start
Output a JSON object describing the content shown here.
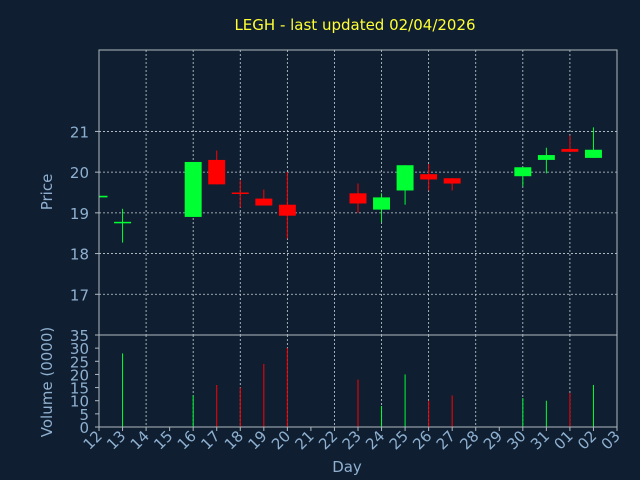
{
  "chart_data": {
    "type": "candlestick",
    "title": "LEGH - last updated 02/04/2026",
    "x_label": "Day",
    "y_label": "Price",
    "categories": [
      "12",
      "13",
      "14",
      "15",
      "16",
      "17",
      "18",
      "19",
      "20",
      "21",
      "22",
      "23",
      "24",
      "25",
      "26",
      "27",
      "28",
      "29",
      "30",
      "31",
      "01",
      "02",
      "03"
    ],
    "open": [
      19.38,
      18.77,
      null,
      null,
      18.9,
      20.3,
      19.5,
      19.35,
      19.2,
      null,
      null,
      19.48,
      19.08,
      19.55,
      19.95,
      19.85,
      null,
      null,
      19.9,
      20.3,
      20.57,
      20.35,
      null
    ],
    "high": [
      19.42,
      19.1,
      null,
      null,
      20.25,
      20.53,
      19.8,
      19.57,
      20.0,
      null,
      null,
      19.72,
      19.48,
      20.17,
      20.2,
      19.85,
      null,
      null,
      20.12,
      20.6,
      20.9,
      21.1,
      null
    ],
    "low": [
      19.38,
      18.27,
      null,
      null,
      18.9,
      19.7,
      19.13,
      19.18,
      18.37,
      null,
      null,
      19.0,
      18.77,
      19.2,
      19.55,
      19.55,
      null,
      null,
      19.65,
      19.97,
      20.5,
      20.35,
      null
    ],
    "close": [
      19.42,
      18.78,
      null,
      null,
      20.25,
      19.7,
      19.47,
      19.18,
      18.93,
      null,
      null,
      19.23,
      19.38,
      20.17,
      19.82,
      19.72,
      null,
      null,
      20.12,
      20.42,
      20.5,
      20.55,
      null
    ],
    "ylim": [
      16,
      23
    ],
    "yticks": [
      17,
      18,
      19,
      20,
      21
    ],
    "up_color": "#00ff33",
    "down_color": "#ff0000",
    "grid": true,
    "volume": {
      "y_label": "Volume (0000)",
      "values": [
        0,
        28,
        null,
        null,
        12,
        16,
        15,
        24,
        30,
        null,
        null,
        18,
        8,
        20,
        10,
        12,
        null,
        null,
        11,
        10,
        13,
        16,
        null
      ],
      "ylim": [
        0,
        35
      ],
      "yticks": [
        0,
        5,
        10,
        15,
        20,
        25,
        30,
        35
      ]
    }
  }
}
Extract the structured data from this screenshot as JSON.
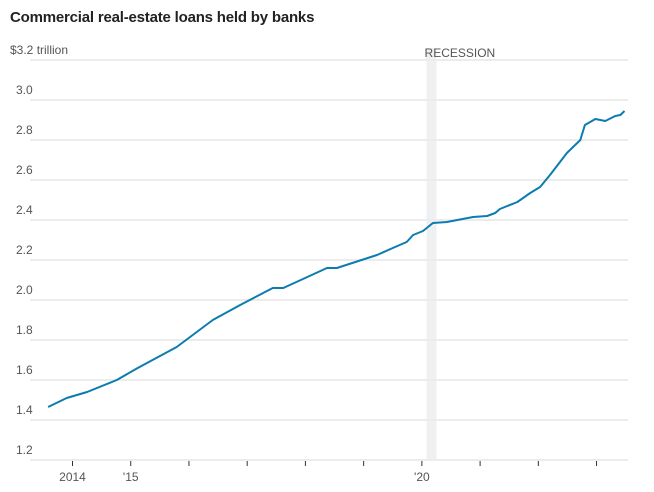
{
  "chart_data": {
    "type": "line",
    "title": "Commercial real-estate loans held by banks",
    "ylabel": "$3.2 trillion",
    "ylim": [
      1.2,
      3.2
    ],
    "yticks": [
      1.2,
      1.4,
      1.6,
      1.8,
      2.0,
      2.2,
      2.4,
      2.6,
      2.8,
      3.0,
      3.2
    ],
    "ytick_labels": [
      "1.2",
      "1.4",
      "1.6",
      "1.8",
      "2.0",
      "2.2",
      "2.4",
      "2.6",
      "2.8",
      "3.0",
      "$3.2 trillion"
    ],
    "xlim": [
      2013.27,
      2023.54
    ],
    "xticks": [
      2014,
      2015,
      2016,
      2017,
      2018,
      2019,
      2020,
      2021,
      2022,
      2023
    ],
    "xtick_labels": [
      "2014",
      "'15",
      "",
      "",
      "",
      "",
      "'20",
      "",
      "",
      ""
    ],
    "grid": true,
    "colors": {
      "line": "#0c7cb0",
      "grid": "#ececec",
      "recession": "#eef0f1",
      "text": "#555555"
    },
    "annotations": [
      {
        "label": "RECESSION",
        "start": 2020.08,
        "end": 2020.25
      }
    ],
    "series": [
      {
        "x": [
          2013.58,
          2013.9,
          2014.25,
          2014.76,
          2015.12,
          2015.79,
          2016.41,
          2016.88,
          2017.44,
          2017.62,
          2018.37,
          2018.54,
          2019.23,
          2019.5,
          2019.74,
          2019.85,
          2020.02,
          2020.19,
          2020.43,
          2020.88,
          2021.12,
          2021.26,
          2021.34,
          2021.64,
          2021.86,
          2022.03,
          2022.2,
          2022.49,
          2022.72,
          2022.8,
          2022.98,
          2023.15,
          2023.32,
          2023.41,
          2023.48
        ],
        "y": [
          1.465,
          1.51,
          1.54,
          1.6,
          1.66,
          1.765,
          1.9,
          1.975,
          2.06,
          2.06,
          2.16,
          2.16,
          2.225,
          2.26,
          2.29,
          2.325,
          2.345,
          2.385,
          2.39,
          2.415,
          2.42,
          2.435,
          2.455,
          2.49,
          2.535,
          2.565,
          2.625,
          2.735,
          2.8,
          2.875,
          2.905,
          2.895,
          2.92,
          2.925,
          2.945
        ]
      }
    ]
  }
}
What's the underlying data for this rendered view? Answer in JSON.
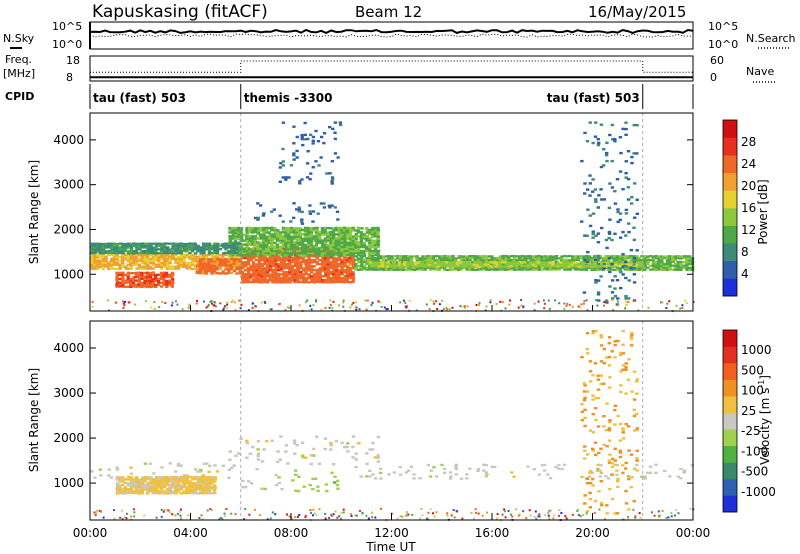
end
All entries are to be retyped exactly. Omit any embedded images.

* [Response to the task]:
Output a JSON object describing the content shown here.
{
  "chart_data": {
    "type": "candlestick",
    "title": "LEGH - last updated 02/04/2026",
    "x_label": "Day",
    "y_label": "Price",
    "categories": [
      "12",
      "13",
      "14",
      "15",
      "16",
      "17",
      "18",
      "19",
      "20",
      "21",
      "22",
      "23",
      "24",
      "25",
      "26",
      "27",
      "28",
      "29",
      "30",
      "31",
      "01",
      "02",
      "03"
    ],
    "open": [
      19.38,
      18.77,
      null,
      null,
      18.9,
      20.3,
      19.5,
      19.35,
      19.2,
      null,
      null,
      19.48,
      19.08,
      19.55,
      19.95,
      19.85,
      null,
      null,
      19.9,
      20.3,
      20.57,
      20.35,
      null
    ],
    "high": [
      19.42,
      19.1,
      null,
      null,
      20.25,
      20.53,
      19.8,
      19.57,
      20.0,
      null,
      null,
      19.72,
      19.48,
      20.17,
      20.2,
      19.85,
      null,
      null,
      20.12,
      20.6,
      20.9,
      21.1,
      null
    ],
    "low": [
      19.38,
      18.27,
      null,
      null,
      18.9,
      19.7,
      19.13,
      19.18,
      18.37,
      null,
      null,
      19.0,
      18.77,
      19.2,
      19.55,
      19.55,
      null,
      null,
      19.65,
      19.97,
      20.5,
      20.35,
      null
    ],
    "close": [
      19.42,
      18.78,
      null,
      null,
      20.25,
      19.7,
      19.47,
      19.18,
      18.93,
      null,
      null,
      19.23,
      19.38,
      20.17,
      19.82,
      19.72,
      null,
      null,
      20.12,
      20.42,
      20.5,
      20.55,
      null
    ],
    "ylim": [
      16,
      23
    ],
    "yticks": [
      17,
      18,
      19,
      20,
      21
    ],
    "up_color": "#00ff33",
    "down_color": "#ff0000",
    "grid": true,
    "volume": {
      "y_label": "Volume (0000)",
      "values": [
        0,
        28,
        null,
        null,
        12,
        16,
        15,
        24,
        30,
        null,
        null,
        18,
        8,
        20,
        10,
        12,
        null,
        null,
        11,
        10,
        13,
        16,
        null
      ],
      "ylim": [
        0,
        35
      ],
      "yticks": [
        0,
        5,
        10,
        15,
        20,
        25,
        30,
        35
      ]
    }
  }
}
Extract the structured data from this screenshot as JSON.
{
  "chart_data": {
    "type": "line",
    "title": "Commercial real-estate loans held by banks",
    "ylabel": "$3.2 trillion",
    "ylim": [
      1.2,
      3.2
    ],
    "yticks": [
      1.2,
      1.4,
      1.6,
      1.8,
      2.0,
      2.2,
      2.4,
      2.6,
      2.8,
      3.0,
      3.2
    ],
    "ytick_labels": [
      "1.2",
      "1.4",
      "1.6",
      "1.8",
      "2.0",
      "2.2",
      "2.4",
      "2.6",
      "2.8",
      "3.0",
      "$3.2 trillion"
    ],
    "xlim": [
      2013.27,
      2023.54
    ],
    "xticks": [
      2014,
      2015,
      2016,
      2017,
      2018,
      2019,
      2020,
      2021,
      2022,
      2023
    ],
    "xtick_labels": [
      "2014",
      "'15",
      "",
      "",
      "",
      "",
      "'20",
      "",
      "",
      ""
    ],
    "grid": true,
    "colors": {
      "line": "#0c7cb0",
      "grid": "#ececec",
      "recession": "#eef0f1",
      "text": "#555555"
    },
    "annotations": [
      {
        "label": "RECESSION",
        "start": 2020.08,
        "end": 2020.25
      }
    ],
    "series": [
      {
        "x": [
          2013.58,
          2013.9,
          2014.25,
          2014.76,
          2015.12,
          2015.79,
          2016.41,
          2016.88,
          2017.44,
          2017.62,
          2018.37,
          2018.54,
          2019.23,
          2019.5,
          2019.74,
          2019.85,
          2020.02,
          2020.19,
          2020.43,
          2020.88,
          2021.12,
          2021.26,
          2021.34,
          2021.64,
          2021.86,
          2022.03,
          2022.2,
          2022.49,
          2022.72,
          2022.8,
          2022.98,
          2023.15,
          2023.32,
          2023.41,
          2023.48
        ],
        "y": [
          1.465,
          1.51,
          1.54,
          1.6,
          1.66,
          1.765,
          1.9,
          1.975,
          2.06,
          2.06,
          2.16,
          2.16,
          2.225,
          2.26,
          2.29,
          2.325,
          2.345,
          2.385,
          2.39,
          2.415,
          2.42,
          2.435,
          2.455,
          2.49,
          2.535,
          2.565,
          2.625,
          2.735,
          2.8,
          2.875,
          2.905,
          2.895,
          2.92,
          2.925,
          2.945
        ]
      }
    ]
  }
}
What's the underlying data for this rendered view? Answer in JSON.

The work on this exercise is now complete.